(Records that describe figures)
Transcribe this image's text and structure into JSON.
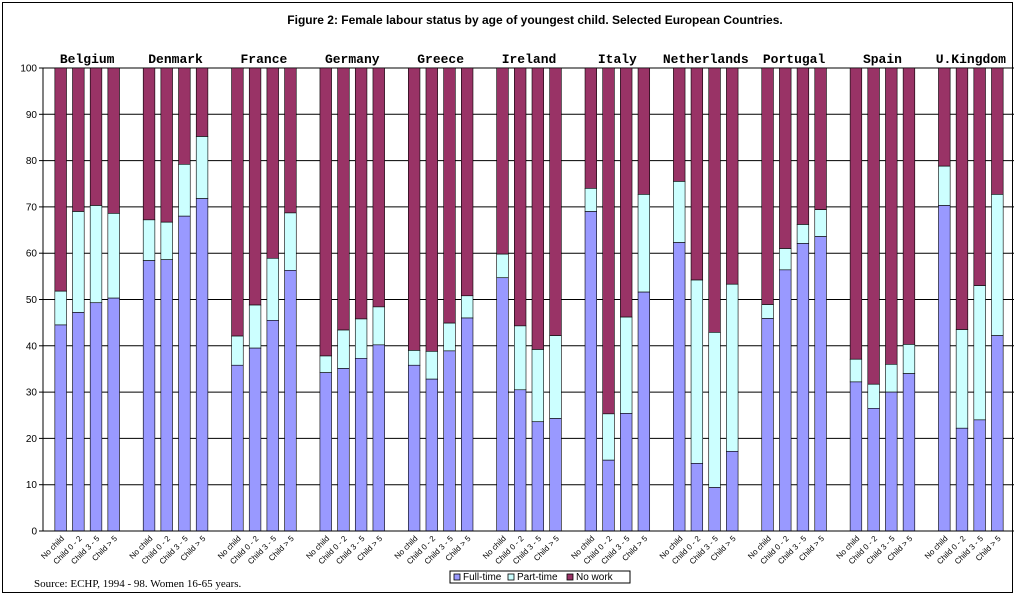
{
  "chart_data": {
    "type": "bar",
    "stacked": true,
    "title": "Figure 2: Female labour status by age of youngest child. Selected European Countries.",
    "ylim": [
      0,
      100
    ],
    "yticks": [
      0,
      10,
      20,
      30,
      40,
      50,
      60,
      70,
      80,
      90,
      100
    ],
    "grid": true,
    "categories": [
      "No child",
      "Child 0 - 2",
      "Child 3 - 5",
      "Child > 5"
    ],
    "legend_position": "bottom",
    "source": "Source: ECHP, 1994 - 98. Women 16-65 years.",
    "colors": {
      "Full-time": "#9999ff",
      "Part-time": "#ccffff",
      "No work": "#993366"
    },
    "series_names": [
      "Full-time",
      "Part-time",
      "No work"
    ],
    "groups": [
      {
        "name": "Belgium",
        "fulltime": [
          44.5,
          47.2,
          49.3,
          50.3
        ],
        "parttime": [
          7.3,
          21.8,
          21.0,
          18.3
        ]
      },
      {
        "name": "Denmark",
        "fulltime": [
          58.4,
          58.6,
          68.0,
          71.8
        ],
        "parttime": [
          8.8,
          8.1,
          11.2,
          13.4
        ]
      },
      {
        "name": "France",
        "fulltime": [
          35.8,
          39.5,
          45.5,
          56.3
        ],
        "parttime": [
          6.3,
          9.3,
          13.4,
          12.4
        ]
      },
      {
        "name": "Germany",
        "fulltime": [
          34.2,
          35.1,
          37.3,
          40.2
        ],
        "parttime": [
          3.6,
          8.3,
          8.5,
          8.2
        ]
      },
      {
        "name": "Greece",
        "fulltime": [
          35.8,
          32.8,
          38.9,
          46.0
        ],
        "parttime": [
          3.2,
          6.0,
          6.0,
          4.8
        ]
      },
      {
        "name": "Ireland",
        "fulltime": [
          54.7,
          30.5,
          23.6,
          24.3
        ],
        "parttime": [
          5.1,
          13.8,
          15.6,
          17.9
        ]
      },
      {
        "name": "Italy",
        "fulltime": [
          69.0,
          15.3,
          25.4,
          51.6
        ],
        "parttime": [
          5.0,
          10.0,
          20.8,
          21.1
        ]
      },
      {
        "name": "Netherlands",
        "fulltime": [
          62.3,
          14.6,
          9.4,
          17.2
        ],
        "parttime": [
          13.2,
          39.6,
          33.5,
          36.1
        ]
      },
      {
        "name": "Portugal",
        "fulltime": [
          45.9,
          56.4,
          62.1,
          63.6
        ],
        "parttime": [
          3.0,
          4.6,
          4.1,
          5.8
        ]
      },
      {
        "name": "Spain",
        "fulltime": [
          32.2,
          26.5,
          30.0,
          34.0
        ],
        "parttime": [
          4.9,
          5.2,
          6.0,
          6.3
        ]
      },
      {
        "name": "U.Kingdom",
        "fulltime": [
          70.3,
          22.2,
          24.0,
          42.2
        ],
        "parttime": [
          8.5,
          21.3,
          29.0,
          30.5
        ]
      }
    ]
  }
}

SHORT EXERCISE:
Write out the entries above word for word. Do not include the pictures.

RESULT OF THIS EXERCISE:
Transcribe this image's text and structure into JSON.
{
  "chart_data": {
    "type": "bar",
    "stacked": true,
    "title": "Figure 2: Female labour status by age of youngest child. Selected European Countries.",
    "ylim": [
      0,
      100
    ],
    "yticks": [
      0,
      10,
      20,
      30,
      40,
      50,
      60,
      70,
      80,
      90,
      100
    ],
    "grid": true,
    "categories": [
      "No child",
      "Child 0 - 2",
      "Child 3 - 5",
      "Child > 5"
    ],
    "legend_position": "bottom",
    "source": "Source: ECHP, 1994 - 98. Women 16-65 years.",
    "colors": {
      "Full-time": "#9999ff",
      "Part-time": "#ccffff",
      "No work": "#993366"
    },
    "series_names": [
      "Full-time",
      "Part-time",
      "No work"
    ],
    "groups": [
      {
        "name": "Belgium",
        "fulltime": [
          44.5,
          47.2,
          49.3,
          50.3
        ],
        "parttime": [
          7.3,
          21.8,
          21.0,
          18.3
        ]
      },
      {
        "name": "Denmark",
        "fulltime": [
          58.4,
          58.6,
          68.0,
          71.8
        ],
        "parttime": [
          8.8,
          8.1,
          11.2,
          13.4
        ]
      },
      {
        "name": "France",
        "fulltime": [
          35.8,
          39.5,
          45.5,
          56.3
        ],
        "parttime": [
          6.3,
          9.3,
          13.4,
          12.4
        ]
      },
      {
        "name": "Germany",
        "fulltime": [
          34.2,
          35.1,
          37.3,
          40.2
        ],
        "parttime": [
          3.6,
          8.3,
          8.5,
          8.2
        ]
      },
      {
        "name": "Greece",
        "fulltime": [
          35.8,
          32.8,
          38.9,
          46.0
        ],
        "parttime": [
          3.2,
          6.0,
          6.0,
          4.8
        ]
      },
      {
        "name": "Ireland",
        "fulltime": [
          54.7,
          30.5,
          23.6,
          24.3
        ],
        "parttime": [
          5.1,
          13.8,
          15.6,
          17.9
        ]
      },
      {
        "name": "Italy",
        "fulltime": [
          69.0,
          15.3,
          25.4,
          51.6
        ],
        "parttime": [
          5.0,
          10.0,
          20.8,
          21.1
        ]
      },
      {
        "name": "Netherlands",
        "fulltime": [
          62.3,
          14.6,
          9.4,
          17.2
        ],
        "parttime": [
          13.2,
          39.6,
          33.5,
          36.1
        ]
      },
      {
        "name": "Portugal",
        "fulltime": [
          45.9,
          56.4,
          62.1,
          63.6
        ],
        "parttime": [
          3.0,
          4.6,
          4.1,
          5.8
        ]
      },
      {
        "name": "Spain",
        "fulltime": [
          32.2,
          26.5,
          30.0,
          34.0
        ],
        "parttime": [
          4.9,
          5.2,
          6.0,
          6.3
        ]
      },
      {
        "name": "U.Kingdom",
        "fulltime": [
          70.3,
          22.2,
          24.0,
          42.2
        ],
        "parttime": [
          8.5,
          21.3,
          29.0,
          30.5
        ]
      }
    ]
  }
}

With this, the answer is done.